▼▼▼

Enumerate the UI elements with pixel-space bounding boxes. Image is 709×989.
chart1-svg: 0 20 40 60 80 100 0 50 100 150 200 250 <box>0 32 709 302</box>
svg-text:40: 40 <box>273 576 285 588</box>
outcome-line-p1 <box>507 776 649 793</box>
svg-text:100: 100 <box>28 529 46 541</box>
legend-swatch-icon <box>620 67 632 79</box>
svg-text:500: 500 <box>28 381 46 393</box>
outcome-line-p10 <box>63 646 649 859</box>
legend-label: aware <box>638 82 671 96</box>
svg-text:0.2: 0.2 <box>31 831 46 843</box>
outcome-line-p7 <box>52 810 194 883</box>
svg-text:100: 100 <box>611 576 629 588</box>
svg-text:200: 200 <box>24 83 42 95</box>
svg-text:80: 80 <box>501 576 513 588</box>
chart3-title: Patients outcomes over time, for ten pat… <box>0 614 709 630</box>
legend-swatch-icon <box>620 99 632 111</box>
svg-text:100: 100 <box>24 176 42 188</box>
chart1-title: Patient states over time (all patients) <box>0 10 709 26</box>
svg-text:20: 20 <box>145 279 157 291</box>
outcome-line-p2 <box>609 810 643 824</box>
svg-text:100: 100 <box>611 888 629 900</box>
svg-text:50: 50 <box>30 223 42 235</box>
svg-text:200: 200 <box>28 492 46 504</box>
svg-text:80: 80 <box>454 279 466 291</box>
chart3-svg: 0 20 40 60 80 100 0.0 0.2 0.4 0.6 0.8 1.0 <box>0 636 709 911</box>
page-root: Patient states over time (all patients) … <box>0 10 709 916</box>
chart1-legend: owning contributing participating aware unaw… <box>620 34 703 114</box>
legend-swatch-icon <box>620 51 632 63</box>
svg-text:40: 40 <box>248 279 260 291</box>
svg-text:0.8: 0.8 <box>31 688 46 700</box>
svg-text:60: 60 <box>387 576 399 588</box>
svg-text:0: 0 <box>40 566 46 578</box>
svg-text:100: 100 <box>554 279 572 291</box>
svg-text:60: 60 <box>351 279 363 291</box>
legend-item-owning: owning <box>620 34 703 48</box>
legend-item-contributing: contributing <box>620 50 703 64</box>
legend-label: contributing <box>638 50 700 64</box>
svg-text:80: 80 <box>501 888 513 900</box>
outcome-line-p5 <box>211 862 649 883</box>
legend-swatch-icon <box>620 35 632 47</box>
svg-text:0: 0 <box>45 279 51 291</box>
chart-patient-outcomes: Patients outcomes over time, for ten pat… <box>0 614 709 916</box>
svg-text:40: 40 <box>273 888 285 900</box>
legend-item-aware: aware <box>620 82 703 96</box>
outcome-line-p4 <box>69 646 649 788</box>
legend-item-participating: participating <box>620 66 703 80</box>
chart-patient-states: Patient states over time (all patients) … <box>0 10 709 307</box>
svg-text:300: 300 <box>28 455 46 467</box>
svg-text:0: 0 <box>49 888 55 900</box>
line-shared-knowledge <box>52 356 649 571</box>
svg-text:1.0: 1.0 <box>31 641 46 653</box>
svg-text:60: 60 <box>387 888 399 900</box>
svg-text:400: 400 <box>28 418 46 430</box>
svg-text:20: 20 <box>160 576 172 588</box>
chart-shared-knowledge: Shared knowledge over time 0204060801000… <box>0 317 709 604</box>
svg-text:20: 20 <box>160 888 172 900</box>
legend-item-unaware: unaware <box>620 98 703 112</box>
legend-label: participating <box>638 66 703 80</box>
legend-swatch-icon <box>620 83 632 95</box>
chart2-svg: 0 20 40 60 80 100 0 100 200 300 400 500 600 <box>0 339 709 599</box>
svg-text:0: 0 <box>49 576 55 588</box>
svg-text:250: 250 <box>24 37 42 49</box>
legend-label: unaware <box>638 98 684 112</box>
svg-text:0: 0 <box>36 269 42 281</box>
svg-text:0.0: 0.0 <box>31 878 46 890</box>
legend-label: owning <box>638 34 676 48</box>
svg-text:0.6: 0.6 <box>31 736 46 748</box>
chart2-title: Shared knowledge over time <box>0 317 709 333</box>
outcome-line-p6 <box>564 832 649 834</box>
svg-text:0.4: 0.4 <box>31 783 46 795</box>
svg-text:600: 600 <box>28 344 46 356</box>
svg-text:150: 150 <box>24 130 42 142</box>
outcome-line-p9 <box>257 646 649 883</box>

▲▲▲
▼▼▼

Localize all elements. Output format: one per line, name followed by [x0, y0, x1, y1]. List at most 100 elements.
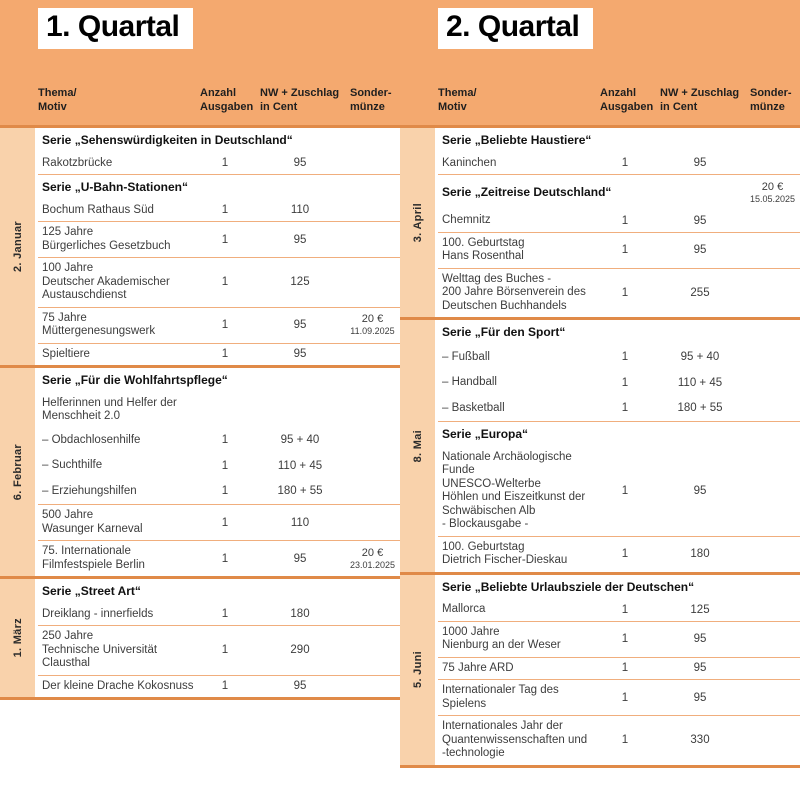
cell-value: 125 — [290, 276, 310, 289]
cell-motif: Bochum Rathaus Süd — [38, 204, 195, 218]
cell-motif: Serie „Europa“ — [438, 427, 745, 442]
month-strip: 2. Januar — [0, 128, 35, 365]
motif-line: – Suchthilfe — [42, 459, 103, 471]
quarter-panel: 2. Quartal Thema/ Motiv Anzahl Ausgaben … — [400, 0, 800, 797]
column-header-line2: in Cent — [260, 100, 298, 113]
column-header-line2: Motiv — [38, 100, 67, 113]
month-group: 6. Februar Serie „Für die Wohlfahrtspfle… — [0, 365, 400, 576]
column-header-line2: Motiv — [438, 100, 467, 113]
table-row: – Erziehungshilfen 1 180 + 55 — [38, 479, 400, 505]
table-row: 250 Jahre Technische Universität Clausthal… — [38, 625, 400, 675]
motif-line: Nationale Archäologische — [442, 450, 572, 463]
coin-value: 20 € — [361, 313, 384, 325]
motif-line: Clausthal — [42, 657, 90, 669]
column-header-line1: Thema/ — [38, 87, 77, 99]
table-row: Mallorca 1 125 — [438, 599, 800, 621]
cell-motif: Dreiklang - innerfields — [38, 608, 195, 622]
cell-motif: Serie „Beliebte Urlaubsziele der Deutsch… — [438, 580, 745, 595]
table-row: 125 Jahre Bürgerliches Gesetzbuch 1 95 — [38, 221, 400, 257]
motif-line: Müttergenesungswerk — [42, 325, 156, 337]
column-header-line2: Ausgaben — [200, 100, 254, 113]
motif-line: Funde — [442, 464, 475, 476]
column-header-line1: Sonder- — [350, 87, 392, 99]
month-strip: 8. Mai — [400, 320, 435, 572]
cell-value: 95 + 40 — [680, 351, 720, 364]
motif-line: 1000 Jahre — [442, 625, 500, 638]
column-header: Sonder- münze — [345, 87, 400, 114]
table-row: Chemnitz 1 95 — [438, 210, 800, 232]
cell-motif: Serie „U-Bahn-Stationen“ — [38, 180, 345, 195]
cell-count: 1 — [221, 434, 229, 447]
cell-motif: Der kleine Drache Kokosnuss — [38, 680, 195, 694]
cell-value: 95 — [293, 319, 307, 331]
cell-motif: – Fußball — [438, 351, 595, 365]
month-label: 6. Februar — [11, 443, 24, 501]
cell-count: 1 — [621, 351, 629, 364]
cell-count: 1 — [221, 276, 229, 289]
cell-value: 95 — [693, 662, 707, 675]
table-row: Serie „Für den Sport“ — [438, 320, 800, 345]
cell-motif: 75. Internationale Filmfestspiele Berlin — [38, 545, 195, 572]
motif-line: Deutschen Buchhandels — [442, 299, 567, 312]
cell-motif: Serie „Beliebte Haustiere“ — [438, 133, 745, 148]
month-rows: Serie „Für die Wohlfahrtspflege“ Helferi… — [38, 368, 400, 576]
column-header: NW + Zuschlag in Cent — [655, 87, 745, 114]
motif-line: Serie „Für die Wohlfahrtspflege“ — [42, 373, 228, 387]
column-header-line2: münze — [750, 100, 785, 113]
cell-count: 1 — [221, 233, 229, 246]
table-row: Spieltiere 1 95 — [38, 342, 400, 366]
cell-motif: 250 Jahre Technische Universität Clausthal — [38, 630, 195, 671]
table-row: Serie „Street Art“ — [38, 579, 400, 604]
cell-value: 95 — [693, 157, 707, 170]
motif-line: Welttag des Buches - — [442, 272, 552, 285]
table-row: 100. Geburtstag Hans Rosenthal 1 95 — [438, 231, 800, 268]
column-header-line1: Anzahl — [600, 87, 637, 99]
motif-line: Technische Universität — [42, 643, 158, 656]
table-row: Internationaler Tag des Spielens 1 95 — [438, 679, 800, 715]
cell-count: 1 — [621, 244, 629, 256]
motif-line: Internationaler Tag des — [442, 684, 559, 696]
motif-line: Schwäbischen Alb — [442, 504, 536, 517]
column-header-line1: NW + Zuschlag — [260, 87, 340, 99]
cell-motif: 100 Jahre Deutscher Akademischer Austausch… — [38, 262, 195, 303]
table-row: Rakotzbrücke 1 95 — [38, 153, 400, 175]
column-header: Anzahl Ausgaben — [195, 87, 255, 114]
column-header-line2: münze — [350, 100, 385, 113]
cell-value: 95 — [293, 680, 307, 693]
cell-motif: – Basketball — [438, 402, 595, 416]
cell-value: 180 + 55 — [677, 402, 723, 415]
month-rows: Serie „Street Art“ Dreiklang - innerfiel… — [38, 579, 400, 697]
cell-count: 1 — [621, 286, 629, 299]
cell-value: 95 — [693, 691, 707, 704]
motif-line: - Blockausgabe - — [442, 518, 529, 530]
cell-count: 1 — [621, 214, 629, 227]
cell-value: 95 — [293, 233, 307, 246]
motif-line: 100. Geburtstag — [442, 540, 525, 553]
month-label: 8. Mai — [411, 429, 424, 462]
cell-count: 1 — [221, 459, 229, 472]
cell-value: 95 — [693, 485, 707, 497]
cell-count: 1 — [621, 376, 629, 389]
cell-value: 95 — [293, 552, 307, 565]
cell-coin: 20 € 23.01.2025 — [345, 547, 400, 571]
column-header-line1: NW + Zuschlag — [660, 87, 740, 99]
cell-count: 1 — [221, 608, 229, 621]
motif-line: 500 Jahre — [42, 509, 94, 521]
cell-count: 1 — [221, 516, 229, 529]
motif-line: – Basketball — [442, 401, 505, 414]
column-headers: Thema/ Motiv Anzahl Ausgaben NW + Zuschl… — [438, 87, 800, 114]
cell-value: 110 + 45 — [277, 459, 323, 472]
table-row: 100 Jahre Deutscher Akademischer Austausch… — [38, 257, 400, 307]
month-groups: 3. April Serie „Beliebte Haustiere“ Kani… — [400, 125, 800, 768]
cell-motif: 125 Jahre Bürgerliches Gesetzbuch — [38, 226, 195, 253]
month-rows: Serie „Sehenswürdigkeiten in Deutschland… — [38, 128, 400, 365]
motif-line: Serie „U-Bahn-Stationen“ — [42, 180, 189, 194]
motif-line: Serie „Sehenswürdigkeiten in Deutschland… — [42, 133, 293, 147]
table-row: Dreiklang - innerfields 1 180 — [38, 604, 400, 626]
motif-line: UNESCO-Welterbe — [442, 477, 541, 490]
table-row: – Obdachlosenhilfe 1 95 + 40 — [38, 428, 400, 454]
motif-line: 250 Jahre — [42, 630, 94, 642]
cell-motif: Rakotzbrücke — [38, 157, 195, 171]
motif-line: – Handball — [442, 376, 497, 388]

▲▲▲
▼▼▼

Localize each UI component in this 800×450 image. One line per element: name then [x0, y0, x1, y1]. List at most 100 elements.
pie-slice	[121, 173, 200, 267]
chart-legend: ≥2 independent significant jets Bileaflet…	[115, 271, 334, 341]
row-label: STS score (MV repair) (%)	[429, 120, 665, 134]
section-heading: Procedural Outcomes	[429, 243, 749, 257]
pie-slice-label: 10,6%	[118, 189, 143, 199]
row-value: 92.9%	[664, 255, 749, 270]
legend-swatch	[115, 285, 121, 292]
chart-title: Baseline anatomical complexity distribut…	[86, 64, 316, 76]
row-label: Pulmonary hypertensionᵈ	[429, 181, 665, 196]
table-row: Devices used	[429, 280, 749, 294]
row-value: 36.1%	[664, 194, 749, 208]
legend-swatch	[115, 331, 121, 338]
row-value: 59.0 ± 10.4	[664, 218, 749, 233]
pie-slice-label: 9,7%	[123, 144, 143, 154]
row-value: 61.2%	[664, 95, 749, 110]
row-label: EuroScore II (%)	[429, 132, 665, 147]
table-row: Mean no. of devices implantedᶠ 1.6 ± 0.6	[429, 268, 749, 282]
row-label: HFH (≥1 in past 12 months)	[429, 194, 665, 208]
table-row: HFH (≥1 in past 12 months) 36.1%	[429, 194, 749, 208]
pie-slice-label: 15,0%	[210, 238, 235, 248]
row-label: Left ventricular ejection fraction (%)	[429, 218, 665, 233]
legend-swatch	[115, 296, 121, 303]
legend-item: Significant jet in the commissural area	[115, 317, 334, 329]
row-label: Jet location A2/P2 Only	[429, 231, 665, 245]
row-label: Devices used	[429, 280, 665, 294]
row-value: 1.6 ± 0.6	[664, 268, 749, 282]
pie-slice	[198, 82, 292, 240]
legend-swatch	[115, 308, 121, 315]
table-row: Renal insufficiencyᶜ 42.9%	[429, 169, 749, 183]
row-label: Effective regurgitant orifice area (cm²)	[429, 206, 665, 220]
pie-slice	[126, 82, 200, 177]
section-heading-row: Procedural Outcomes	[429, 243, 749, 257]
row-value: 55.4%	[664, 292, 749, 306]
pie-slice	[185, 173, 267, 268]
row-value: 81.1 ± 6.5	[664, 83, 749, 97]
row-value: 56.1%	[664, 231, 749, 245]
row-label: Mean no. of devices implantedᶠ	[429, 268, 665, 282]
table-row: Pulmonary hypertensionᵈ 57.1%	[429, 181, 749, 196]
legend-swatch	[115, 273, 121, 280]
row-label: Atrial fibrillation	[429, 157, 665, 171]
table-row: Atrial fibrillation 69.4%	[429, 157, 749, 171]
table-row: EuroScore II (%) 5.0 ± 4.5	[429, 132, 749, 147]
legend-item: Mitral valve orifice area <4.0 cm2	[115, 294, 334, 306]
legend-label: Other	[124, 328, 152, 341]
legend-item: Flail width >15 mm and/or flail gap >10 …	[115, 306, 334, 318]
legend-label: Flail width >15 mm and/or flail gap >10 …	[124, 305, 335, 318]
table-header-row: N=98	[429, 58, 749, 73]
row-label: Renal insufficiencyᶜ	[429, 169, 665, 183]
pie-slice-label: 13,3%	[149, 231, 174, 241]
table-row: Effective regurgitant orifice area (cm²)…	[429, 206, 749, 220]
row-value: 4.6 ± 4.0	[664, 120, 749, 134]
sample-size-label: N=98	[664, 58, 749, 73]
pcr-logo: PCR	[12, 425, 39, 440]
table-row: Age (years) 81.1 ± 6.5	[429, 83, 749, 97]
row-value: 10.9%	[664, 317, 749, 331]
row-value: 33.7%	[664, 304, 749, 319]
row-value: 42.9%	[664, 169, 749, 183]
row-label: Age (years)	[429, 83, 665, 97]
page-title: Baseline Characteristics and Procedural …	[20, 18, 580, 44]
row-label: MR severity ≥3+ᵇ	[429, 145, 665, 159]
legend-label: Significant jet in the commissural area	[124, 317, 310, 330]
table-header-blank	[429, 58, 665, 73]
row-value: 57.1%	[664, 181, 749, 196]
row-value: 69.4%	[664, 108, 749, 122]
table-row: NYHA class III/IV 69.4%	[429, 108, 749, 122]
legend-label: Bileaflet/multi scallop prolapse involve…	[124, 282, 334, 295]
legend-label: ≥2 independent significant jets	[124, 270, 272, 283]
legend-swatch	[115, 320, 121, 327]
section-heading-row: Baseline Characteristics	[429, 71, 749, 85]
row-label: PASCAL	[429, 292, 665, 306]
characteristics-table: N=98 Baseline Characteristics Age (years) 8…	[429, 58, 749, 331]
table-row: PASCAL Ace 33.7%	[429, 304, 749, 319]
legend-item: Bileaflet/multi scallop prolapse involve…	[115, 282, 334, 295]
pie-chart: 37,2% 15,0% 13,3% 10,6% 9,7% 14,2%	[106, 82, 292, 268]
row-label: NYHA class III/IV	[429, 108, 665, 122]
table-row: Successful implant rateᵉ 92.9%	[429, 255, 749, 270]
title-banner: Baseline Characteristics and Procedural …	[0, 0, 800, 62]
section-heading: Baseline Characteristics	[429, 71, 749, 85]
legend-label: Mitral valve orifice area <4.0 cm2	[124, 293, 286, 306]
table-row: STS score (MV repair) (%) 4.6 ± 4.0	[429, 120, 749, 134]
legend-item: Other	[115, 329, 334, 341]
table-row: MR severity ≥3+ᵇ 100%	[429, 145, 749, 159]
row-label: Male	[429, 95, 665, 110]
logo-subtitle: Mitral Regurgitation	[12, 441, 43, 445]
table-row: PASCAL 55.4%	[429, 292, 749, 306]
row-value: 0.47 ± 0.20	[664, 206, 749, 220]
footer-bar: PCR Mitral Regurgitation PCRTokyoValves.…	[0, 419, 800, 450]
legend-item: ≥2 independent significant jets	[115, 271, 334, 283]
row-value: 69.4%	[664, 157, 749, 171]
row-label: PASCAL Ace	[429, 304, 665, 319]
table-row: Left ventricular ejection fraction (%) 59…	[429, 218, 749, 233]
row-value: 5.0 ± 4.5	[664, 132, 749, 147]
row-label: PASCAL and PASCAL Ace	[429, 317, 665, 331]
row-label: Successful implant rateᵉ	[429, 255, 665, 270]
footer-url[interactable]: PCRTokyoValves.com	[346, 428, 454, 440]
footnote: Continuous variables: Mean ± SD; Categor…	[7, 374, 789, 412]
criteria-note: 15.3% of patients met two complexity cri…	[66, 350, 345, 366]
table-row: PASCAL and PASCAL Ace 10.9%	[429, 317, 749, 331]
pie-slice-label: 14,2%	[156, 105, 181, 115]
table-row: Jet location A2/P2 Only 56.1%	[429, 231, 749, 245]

▲▲▲

Aim of the task - Copy each line above where "Mean" appears.

Answer box -
table-row: Mean no. of devices implantedᶠ 1.6 ± 0.6	[429, 268, 749, 282]
row-label: Mean no. of devices implantedᶠ	[429, 268, 665, 282]
footnote: Continuous variables: Mean ± SD; Categor…	[7, 374, 789, 412]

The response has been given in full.